● Selection:
────────────────

Friday Funny: Missilesilo’s All-Nude Tool Show

Pipes


Dobbin Missilesilo is probably the world’s most famous male porn star. It was not until the invention of widescreen TVs, however, that his career took off. He starred in every ep[isode of the award-winning Swedish Plumber Holds His Pipe Vols: 1 – 325 series. His co-star in those films, Doxy Fingerlicker said, ‘it took the widescreen for people to completely appreciate the full breadth of his acting talent’.


To the surprise of many, Missilesilo could actually act. He also, established himself as a mainstream actor beyond porn with a substantial female following, as well as his extraordinarily well-filled trouser.


However, the conventional acting scene soon paled for Missilesilo. He felt it was not stretching his capabilities, at least not after he gave up the porn roles back in the late 1990s.


For a while, Missilesilo flirted with the possibility of becoming a member of parliament. All the main parties were eager to have someone with his natural majority on their side. However, he discovered that the term ‘honourable member’ and ‘upright member of the House’ did not mean what he thought they meant. As a result, Missilesilo decided a life in politics was not for him. ‘I don’t think I’d easily fit in there, ’he said at a hastily convened press conference to announce he would not be considering a career in politics after all.


IHis decision came as a great relief to his many female fans. Many of whom – perhaps rightly – believed that seeing him standing on the green benches, hoping to catch the eye of Madame Speaker would bring back many memories of happier times. Although, a large section of his fan base do say they would like to see him standing in their constituency. Many also said they would each like to take delivery of his manifesto should he stand in their area and come knocking on their door.

────────────────

● Task directions: Please carry the Dobbin Missilesilo piece on from its final sentence. The lines that come next have no connection to the piece about Dobbin Missilesilo.

────────────────

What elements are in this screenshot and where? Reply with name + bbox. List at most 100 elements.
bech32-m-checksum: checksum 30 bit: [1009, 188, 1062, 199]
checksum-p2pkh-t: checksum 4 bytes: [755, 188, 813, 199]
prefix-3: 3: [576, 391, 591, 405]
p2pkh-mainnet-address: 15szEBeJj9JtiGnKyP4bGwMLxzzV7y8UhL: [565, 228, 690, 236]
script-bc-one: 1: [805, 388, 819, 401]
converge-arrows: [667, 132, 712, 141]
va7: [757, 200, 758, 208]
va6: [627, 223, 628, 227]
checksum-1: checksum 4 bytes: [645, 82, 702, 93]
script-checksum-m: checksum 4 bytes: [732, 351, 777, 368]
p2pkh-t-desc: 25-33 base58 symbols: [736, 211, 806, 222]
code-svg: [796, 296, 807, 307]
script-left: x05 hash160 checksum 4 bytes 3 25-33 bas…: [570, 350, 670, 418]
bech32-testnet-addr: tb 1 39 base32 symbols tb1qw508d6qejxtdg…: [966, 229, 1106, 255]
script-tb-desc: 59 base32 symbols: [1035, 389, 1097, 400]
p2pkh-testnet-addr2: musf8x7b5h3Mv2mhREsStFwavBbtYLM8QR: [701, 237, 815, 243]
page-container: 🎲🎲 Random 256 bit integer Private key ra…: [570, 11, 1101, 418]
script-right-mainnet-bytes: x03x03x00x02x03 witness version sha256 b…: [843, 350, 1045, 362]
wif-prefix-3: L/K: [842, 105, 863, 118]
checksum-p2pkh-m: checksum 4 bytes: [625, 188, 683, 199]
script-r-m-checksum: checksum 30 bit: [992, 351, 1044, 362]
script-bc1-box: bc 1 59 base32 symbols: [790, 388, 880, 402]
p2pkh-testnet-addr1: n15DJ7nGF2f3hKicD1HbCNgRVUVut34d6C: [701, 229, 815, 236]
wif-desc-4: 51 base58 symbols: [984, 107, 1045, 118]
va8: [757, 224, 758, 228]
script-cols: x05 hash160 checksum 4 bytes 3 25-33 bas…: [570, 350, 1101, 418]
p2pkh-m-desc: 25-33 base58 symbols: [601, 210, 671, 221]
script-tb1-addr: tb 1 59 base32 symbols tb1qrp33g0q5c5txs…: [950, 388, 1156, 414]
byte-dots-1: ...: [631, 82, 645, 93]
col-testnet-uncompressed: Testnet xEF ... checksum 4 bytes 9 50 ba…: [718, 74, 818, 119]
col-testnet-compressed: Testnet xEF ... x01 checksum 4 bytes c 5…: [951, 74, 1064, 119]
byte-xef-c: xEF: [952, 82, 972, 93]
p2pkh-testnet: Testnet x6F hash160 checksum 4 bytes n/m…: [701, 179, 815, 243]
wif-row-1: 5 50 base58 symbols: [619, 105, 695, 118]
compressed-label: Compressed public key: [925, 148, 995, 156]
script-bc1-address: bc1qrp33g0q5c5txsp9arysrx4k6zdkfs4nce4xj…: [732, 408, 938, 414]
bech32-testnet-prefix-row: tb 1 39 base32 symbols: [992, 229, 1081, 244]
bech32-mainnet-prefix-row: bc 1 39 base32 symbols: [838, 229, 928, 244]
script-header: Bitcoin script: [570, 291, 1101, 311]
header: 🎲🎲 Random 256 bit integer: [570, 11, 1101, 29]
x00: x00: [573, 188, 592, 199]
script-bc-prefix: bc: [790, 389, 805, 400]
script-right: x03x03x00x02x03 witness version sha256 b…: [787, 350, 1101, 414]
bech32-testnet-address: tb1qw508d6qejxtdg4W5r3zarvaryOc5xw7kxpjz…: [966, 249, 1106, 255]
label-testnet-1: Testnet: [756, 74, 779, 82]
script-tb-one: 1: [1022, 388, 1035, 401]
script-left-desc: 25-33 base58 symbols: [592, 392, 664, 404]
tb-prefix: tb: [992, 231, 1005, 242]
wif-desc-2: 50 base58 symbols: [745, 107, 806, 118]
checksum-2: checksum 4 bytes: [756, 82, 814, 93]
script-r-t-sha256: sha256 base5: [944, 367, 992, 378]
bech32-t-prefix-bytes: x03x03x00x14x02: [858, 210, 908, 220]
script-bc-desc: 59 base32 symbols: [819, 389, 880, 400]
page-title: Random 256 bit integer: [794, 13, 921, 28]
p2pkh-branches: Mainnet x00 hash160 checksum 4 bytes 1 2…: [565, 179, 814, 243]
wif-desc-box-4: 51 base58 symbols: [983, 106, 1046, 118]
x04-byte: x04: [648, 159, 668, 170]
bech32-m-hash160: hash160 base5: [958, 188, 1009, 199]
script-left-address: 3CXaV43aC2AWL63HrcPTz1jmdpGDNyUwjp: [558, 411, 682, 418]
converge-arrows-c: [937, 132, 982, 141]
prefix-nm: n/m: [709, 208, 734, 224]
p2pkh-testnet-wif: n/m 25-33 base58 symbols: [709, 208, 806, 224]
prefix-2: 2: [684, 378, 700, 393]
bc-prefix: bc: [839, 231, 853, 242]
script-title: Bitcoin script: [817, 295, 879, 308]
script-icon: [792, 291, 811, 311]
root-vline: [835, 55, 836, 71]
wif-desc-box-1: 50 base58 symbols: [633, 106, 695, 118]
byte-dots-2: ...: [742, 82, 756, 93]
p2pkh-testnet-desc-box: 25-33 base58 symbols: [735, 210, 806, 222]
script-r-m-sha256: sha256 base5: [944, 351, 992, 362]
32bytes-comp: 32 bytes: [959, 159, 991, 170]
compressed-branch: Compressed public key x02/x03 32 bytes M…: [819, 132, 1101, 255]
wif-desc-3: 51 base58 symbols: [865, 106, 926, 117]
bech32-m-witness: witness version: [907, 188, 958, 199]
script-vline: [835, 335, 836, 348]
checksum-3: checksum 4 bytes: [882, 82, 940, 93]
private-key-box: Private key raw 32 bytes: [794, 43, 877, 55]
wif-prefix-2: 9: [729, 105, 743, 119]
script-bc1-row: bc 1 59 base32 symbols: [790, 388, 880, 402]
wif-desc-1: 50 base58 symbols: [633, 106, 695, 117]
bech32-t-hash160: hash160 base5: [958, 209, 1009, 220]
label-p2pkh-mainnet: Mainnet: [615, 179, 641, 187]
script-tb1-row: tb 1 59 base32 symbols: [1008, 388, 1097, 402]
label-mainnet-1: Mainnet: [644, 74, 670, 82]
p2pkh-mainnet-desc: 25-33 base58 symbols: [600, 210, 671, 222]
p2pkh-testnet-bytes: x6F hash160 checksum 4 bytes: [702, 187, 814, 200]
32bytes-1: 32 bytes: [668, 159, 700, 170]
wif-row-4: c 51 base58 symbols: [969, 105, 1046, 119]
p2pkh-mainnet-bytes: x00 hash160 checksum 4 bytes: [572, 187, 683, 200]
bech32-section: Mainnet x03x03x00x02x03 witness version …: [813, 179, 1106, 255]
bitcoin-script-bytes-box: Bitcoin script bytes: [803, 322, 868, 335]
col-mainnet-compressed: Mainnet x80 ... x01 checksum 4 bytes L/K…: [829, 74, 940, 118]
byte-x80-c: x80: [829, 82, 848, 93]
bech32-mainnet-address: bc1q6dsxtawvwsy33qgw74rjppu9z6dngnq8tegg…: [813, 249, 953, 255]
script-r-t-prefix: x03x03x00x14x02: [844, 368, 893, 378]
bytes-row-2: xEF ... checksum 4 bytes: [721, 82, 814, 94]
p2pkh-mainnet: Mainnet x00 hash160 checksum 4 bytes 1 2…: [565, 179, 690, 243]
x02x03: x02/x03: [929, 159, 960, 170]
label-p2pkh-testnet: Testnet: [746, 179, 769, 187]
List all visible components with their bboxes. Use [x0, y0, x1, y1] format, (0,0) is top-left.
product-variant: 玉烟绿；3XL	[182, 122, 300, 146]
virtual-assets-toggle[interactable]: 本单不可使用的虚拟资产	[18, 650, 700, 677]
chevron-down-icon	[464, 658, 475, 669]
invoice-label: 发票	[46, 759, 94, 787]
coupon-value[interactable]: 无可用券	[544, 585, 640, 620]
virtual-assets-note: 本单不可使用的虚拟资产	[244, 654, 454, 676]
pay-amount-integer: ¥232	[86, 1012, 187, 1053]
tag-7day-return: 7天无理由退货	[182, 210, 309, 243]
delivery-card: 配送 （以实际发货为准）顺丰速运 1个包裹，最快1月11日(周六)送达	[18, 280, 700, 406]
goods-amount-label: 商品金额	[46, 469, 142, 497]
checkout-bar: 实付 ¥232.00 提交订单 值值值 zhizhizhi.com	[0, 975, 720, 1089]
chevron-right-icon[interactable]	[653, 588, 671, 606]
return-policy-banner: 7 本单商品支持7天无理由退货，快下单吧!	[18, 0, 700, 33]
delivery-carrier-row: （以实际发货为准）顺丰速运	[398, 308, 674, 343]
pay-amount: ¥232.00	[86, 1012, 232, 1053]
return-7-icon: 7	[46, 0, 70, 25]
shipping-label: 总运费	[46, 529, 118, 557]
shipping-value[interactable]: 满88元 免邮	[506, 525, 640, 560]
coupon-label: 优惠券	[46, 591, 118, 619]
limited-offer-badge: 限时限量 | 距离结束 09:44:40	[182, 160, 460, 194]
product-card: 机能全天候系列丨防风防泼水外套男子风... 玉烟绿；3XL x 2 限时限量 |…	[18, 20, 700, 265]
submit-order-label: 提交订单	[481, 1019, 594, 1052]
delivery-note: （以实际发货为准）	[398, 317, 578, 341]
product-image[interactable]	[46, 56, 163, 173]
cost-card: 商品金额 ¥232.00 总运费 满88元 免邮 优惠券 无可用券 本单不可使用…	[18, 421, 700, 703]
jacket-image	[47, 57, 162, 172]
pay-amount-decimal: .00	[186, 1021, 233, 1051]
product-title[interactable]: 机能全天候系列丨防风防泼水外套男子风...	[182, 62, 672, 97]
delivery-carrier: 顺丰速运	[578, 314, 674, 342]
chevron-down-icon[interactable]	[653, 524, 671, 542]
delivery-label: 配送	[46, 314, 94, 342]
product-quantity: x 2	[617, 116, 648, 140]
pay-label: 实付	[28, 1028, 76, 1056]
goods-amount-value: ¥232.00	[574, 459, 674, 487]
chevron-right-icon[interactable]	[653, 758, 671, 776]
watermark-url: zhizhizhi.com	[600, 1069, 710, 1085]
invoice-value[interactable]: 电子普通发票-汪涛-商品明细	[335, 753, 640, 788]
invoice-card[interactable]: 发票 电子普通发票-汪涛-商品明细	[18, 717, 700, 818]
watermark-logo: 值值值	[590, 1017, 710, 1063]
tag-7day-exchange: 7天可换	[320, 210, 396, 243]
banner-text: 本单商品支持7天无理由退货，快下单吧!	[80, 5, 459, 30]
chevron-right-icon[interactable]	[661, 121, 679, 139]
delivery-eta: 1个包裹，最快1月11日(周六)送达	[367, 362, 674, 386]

────────────────

● Exercise result:
However, what turned out to be a loss to politics, turned out to be a massive win for the TV industry. As attention in screen entertainment has moved away from film to TV, so too have many stars formerly associated with the big screen turned to TV. As many Missilesilo fans attest, he is seen at his best on larger screens. So now that many domestic TVs take up most of a wall, Missilesilo’s fans now say they can appreciate him in all his glory.


Missilesilo’s lifelong interest in plumbing was first sparked by those many early films where he made his name and got to carry a spanner. From this, Missilesilo came up with the concept for a brand new form of Home Improvement show. Eventually, Missilesilo’s All Nude Tool Show was finally accepted as a concept by C4.7, last year. It now looks as though those many fans – both male and female – who long to see Missilesilo wielding his tool to full effect in a TV show of his own will indeed have the dreams come true.


Perhaps they will even answer a knock on the door and find it is Missilesilo himself standing naked and proud on their doorstep, one day. Many of Missilesilo’s loyal fans say they dream of seeing him standing there in front of them with his tool in his hand. Then asking if he and his film crew could come in and shoot him giving the householder a full service.


Who knows the next knock on your door could very well be him with his tool in his hand asking you if you will let him come inside.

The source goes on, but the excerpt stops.